= Aim =
Your copy of the material must match it exactly, except that pictures are dropped.

= Information shown =
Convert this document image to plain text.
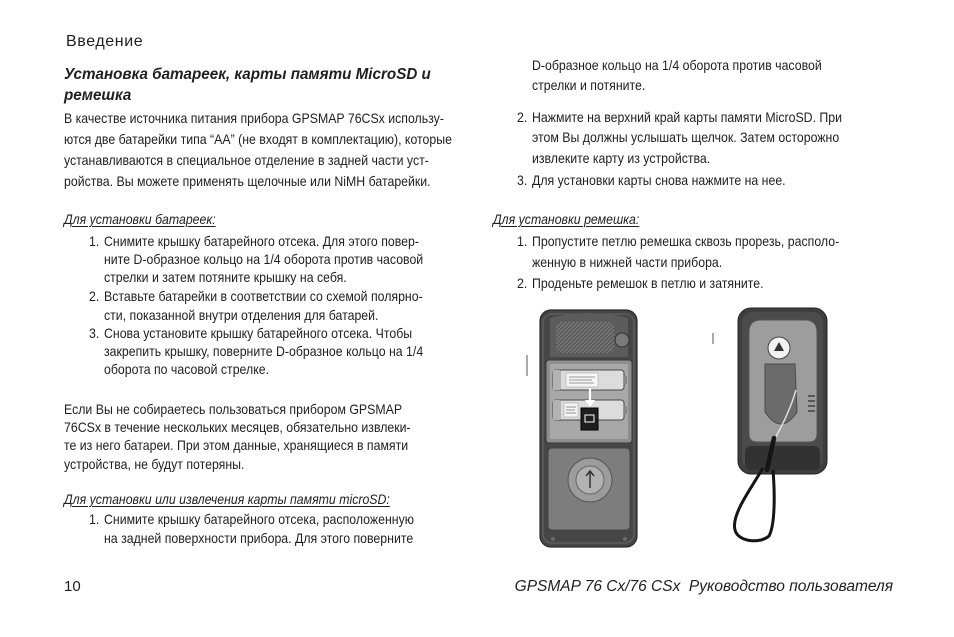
Введение
Установка батареек, карты памяти MicroSD и
ремешка
В качестве источника питания прибора GPSMAP 76CSx использу-
ются две батарейки типа “AA” (не входят в комплектацию), которые
устанавливаются в специальное отделение в задней части уст-
ройства. Вы можете применять щелочные или NiMH батарейки.
Для установки батареек:
1. Снимите крышку батарейного отсека. Для этого повер-
ните D-образное кольцо на 1/4 оборота против часовой
стрелки и затем потяните крышку на себя.
2. Вставьте батарейки в соответствии со схемой полярно-
сти, показанной внутри отделения для батарей.
3. Снова установите крышку батарейного отсека. Чтобы
закрепить крышку, поверните D-образное кольцо на 1/4
оборота по часовой стрелке.
Если Вы не собираетесь пользоваться прибором GPSMAP
76CSx в течение нескольких месяцев, обязательно извлеки-
те из него батареи. При этом данные, хранящиеся в памяти
устройства, не будут потеряны.
Для установки или извлечения карты памяти microSD:
1. Снимите крышку батарейного отсека, расположенную
на задней поверхности прибора. Для этого поверните
D-образное кольцо на 1/4 оборота против часовой
стрелки и потяните.
2. Нажмите на верхний край карты памяти MicroSD. При
этом Вы должны услышать щелчок. Затем осторожно
извлеките карту из устройства.
3. Для установки карты снова нажмите на нее.
Для установки ремешка:
1. Пропустите петлю ремешка сквозь прорезь, располо-
женную в нижней части прибора.
2. Проденьте ремешок в петлю и затяните.
10	GPSMAP 76 Cx/76 CSx  Руководство пользователя
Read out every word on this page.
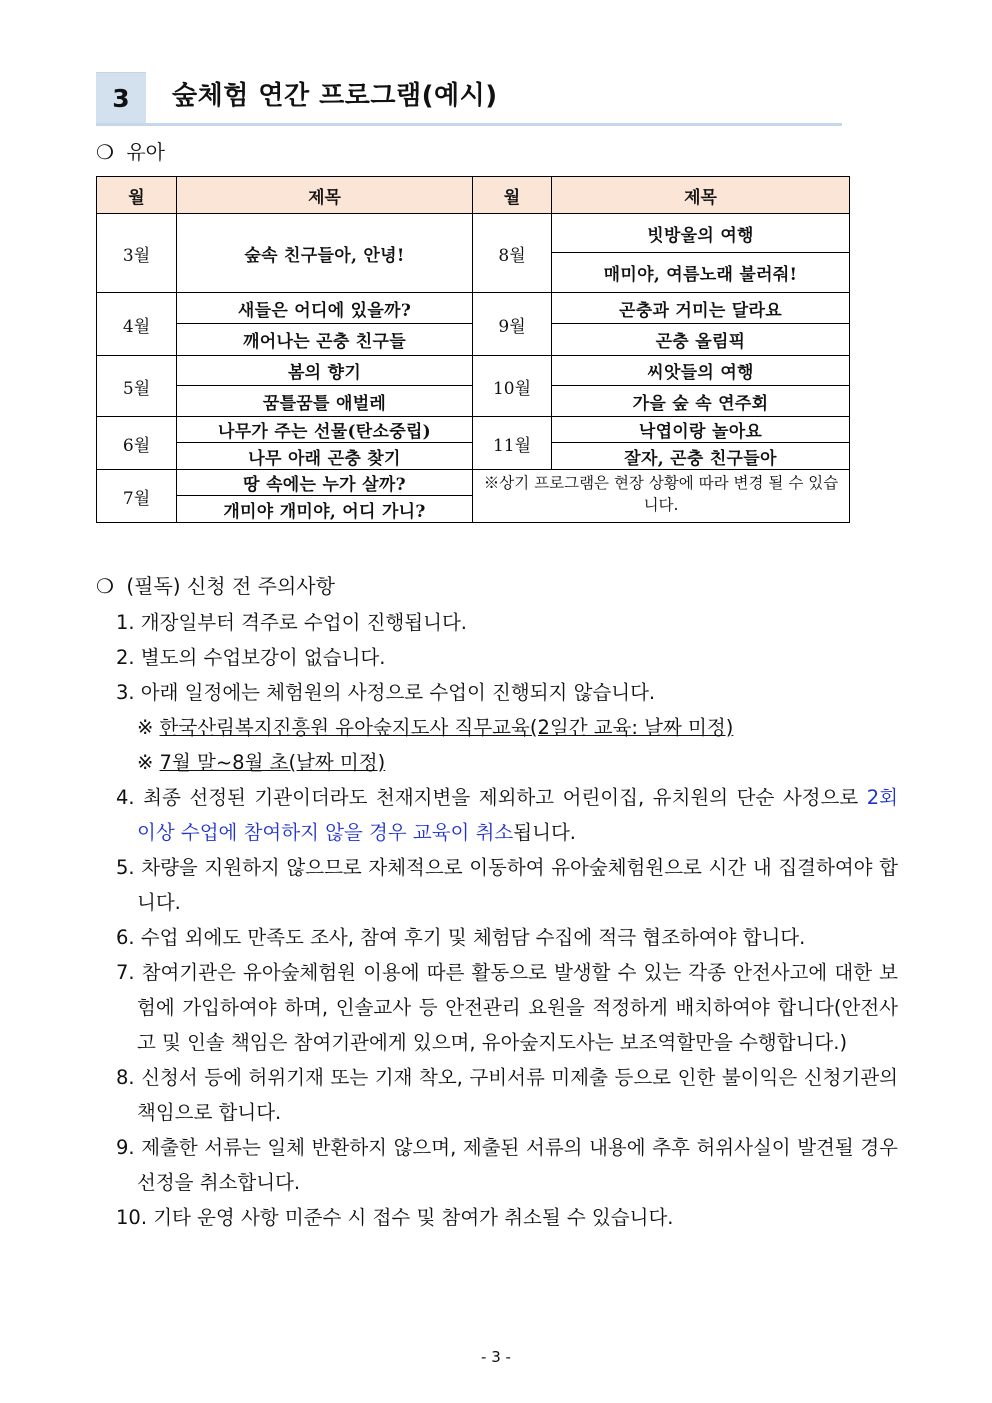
3	숲체험 연간 프로그램(예시)
❍ 유아
월	제목	월	제목
3월	숲속 친구들아, 안녕!	8월	빗방울의 여행
			매미야, 여름노래 불러줘!
4월	새들은 어디에 있을까?	9월	곤충과 거미는 달라요
	깨어나는 곤충 친구들		곤충 올림픽
5월	봄의 향기	10월	씨앗들의 여행
	꿈틀꿈틀 애벌레		가을 숲 속 연주회
6월	나무가 주는 선물(탄소중립)	11월	낙엽이랑 놀아요
	나무 아래 곤충 찾기		잘자, 곤충 친구들아
7월	땅 속에는 누가 살까?	※상기 프로그램은 현장 상황에 따라 변경 될 수 있습니다.	
	개미야 개미야, 어디 가니?		
❍ (필독) 신청 전 주의사항
1. 개장일부터 격주로 수업이 진행됩니다.
2. 별도의 수업보강이 없습니다.
3. 아래 일정에는 체험원의 사정으로 수업이 진행되지 않습니다.
※ 한국산림복지진흥원 유아숲지도사 직무교육(2일간 교육: 날짜 미정)
※ 7월 말~8월 초(날짜 미정)
4. 최종 선정된 기관이더라도 천재지변을 제외하고 어린이집, 유치원의 단순 사정으로 2회 이상 수업에 참여하지 않을 경우 교육이 취소됩니다.
5. 차량을 지원하지 않으므로 자체적으로 이동하여 유아숲체험원으로 시간 내 집결하여야 합니다.
6. 수업 외에도 만족도 조사, 참여 후기 및 체험담 수집에 적극 협조하여야 합니다.
7. 참여기관은 유아숲체험원 이용에 따른 활동으로 발생할 수 있는 각종 안전사고에 대한 보험에 가입하여야 하며, 인솔교사 등 안전관리 요원을 적정하게 배치하여야 합니다(안전사고 및 인솔 책임은 참여기관에게 있으며, 유아숲지도사는 보조역할만을 수행합니다.)
8. 신청서 등에 허위기재 또는 기재 착오, 구비서류 미제출 등으로 인한 불이익은 신청기관의 책임으로 합니다.
9. 제출한 서류는 일체 반환하지 않으며, 제출된 서류의 내용에 추후 허위사실이 발견될 경우 선정을 취소합니다.
10. 기타 운영 사항 미준수 시 접수 및 참여가 취소될 수 있습니다.
- 3 -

= Solution below =
Convert this document image to plain text.
Введение
Установка батареек, карты памяти MicroSD и
ремешка
В качестве источника питания прибора GPSMAP 76CSx использу-
ются две батарейки типа “AA” (не входят в комплектацию), которые
устанавливаются в специальное отделение в задней части уст-
ройства. Вы можете применять щелочные или NiMH батарейки.
Для установки батареек:
1. Снимите крышку батарейного отсека. Для этого повер-
ните D-образное кольцо на 1/4 оборота против часовой
стрелки и затем потяните крышку на себя.
2. Вставьте батарейки в соответствии со схемой полярно-
сти, показанной внутри отделения для батарей.
3. Снова установите крышку батарейного отсека. Чтобы
закрепить крышку, поверните D-образное кольцо на 1/4
оборота по часовой стрелке.
Если Вы не собираетесь пользоваться прибором GPSMAP
76CSx в течение нескольких месяцев, обязательно извлеки-
те из него батареи. При этом данные, хранящиеся в памяти
устройства, не будут потеряны.
Для установки или извлечения карты памяти microSD:
1. Снимите крышку батарейного отсека, расположенную
на задней поверхности прибора. Для этого поверните
D-образное кольцо на 1/4 оборота против часовой
стрелки и потяните.
2. Нажмите на верхний край карты памяти MicroSD. При
этом Вы должны услышать щелчок. Затем осторожно
извлеките карту из устройства.
3. Для установки карты снова нажмите на нее.
Для установки ремешка:
1. Пропустите петлю ремешка сквозь прорезь, располо-
женную в нижней части прибора.
2. Проденьте ремешок в петлю и затяните.
10	GPSMAP 76 Cx/76 CSx  Руководство пользователя
Read out every word on this page.
3	숲체험 연간 프로그램(예시)
❍ 유아
월	제목	월	제목
3월	숲속 친구들아, 안녕!	8월	빗방울의 여행
			매미야, 여름노래 불러줘!
4월	새들은 어디에 있을까?	9월	곤충과 거미는 달라요
	깨어나는 곤충 친구들		곤충 올림픽
5월	봄의 향기	10월	씨앗들의 여행
	꿈틀꿈틀 애벌레		가을 숲 속 연주회
6월	나무가 주는 선물(탄소중립)	11월	낙엽이랑 놀아요
	나무 아래 곤충 찾기		잘자, 곤충 친구들아
7월	땅 속에는 누가 살까?	※상기 프로그램은 현장 상황에 따라 변경 될 수 있습니다.	
	개미야 개미야, 어디 가니?		
❍ (필독) 신청 전 주의사항
1. 개장일부터 격주로 수업이 진행됩니다.
2. 별도의 수업보강이 없습니다.
3. 아래 일정에는 체험원의 사정으로 수업이 진행되지 않습니다.
※ 한국산림복지진흥원 유아숲지도사 직무교육(2일간 교육: 날짜 미정)
※ 7월 말~8월 초(날짜 미정)
4. 최종 선정된 기관이더라도 천재지변을 제외하고 어린이집, 유치원의 단순 사정으로 2회 이상 수업에 참여하지 않을 경우 교육이 취소됩니다.
5. 차량을 지원하지 않으므로 자체적으로 이동하여 유아숲체험원으로 시간 내 집결하여야 합니다.
6. 수업 외에도 만족도 조사, 참여 후기 및 체험담 수집에 적극 협조하여야 합니다.
7. 참여기관은 유아숲체험원 이용에 따른 활동으로 발생할 수 있는 각종 안전사고에 대한 보험에 가입하여야 하며, 인솔교사 등 안전관리 요원을 적정하게 배치하여야 합니다(안전사고 및 인솔 책임은 참여기관에게 있으며, 유아숲지도사는 보조역할만을 수행합니다.)
8. 신청서 등에 허위기재 또는 기재 착오, 구비서류 미제출 등으로 인한 불이익은 신청기관의 책임으로 합니다.
9. 제출한 서류는 일체 반환하지 않으며, 제출된 서류의 내용에 추후 허위사실이 발견될 경우 선정을 취소합니다.
10. 기타 운영 사항 미준수 시 접수 및 참여가 취소될 수 있습니다.
- 3 -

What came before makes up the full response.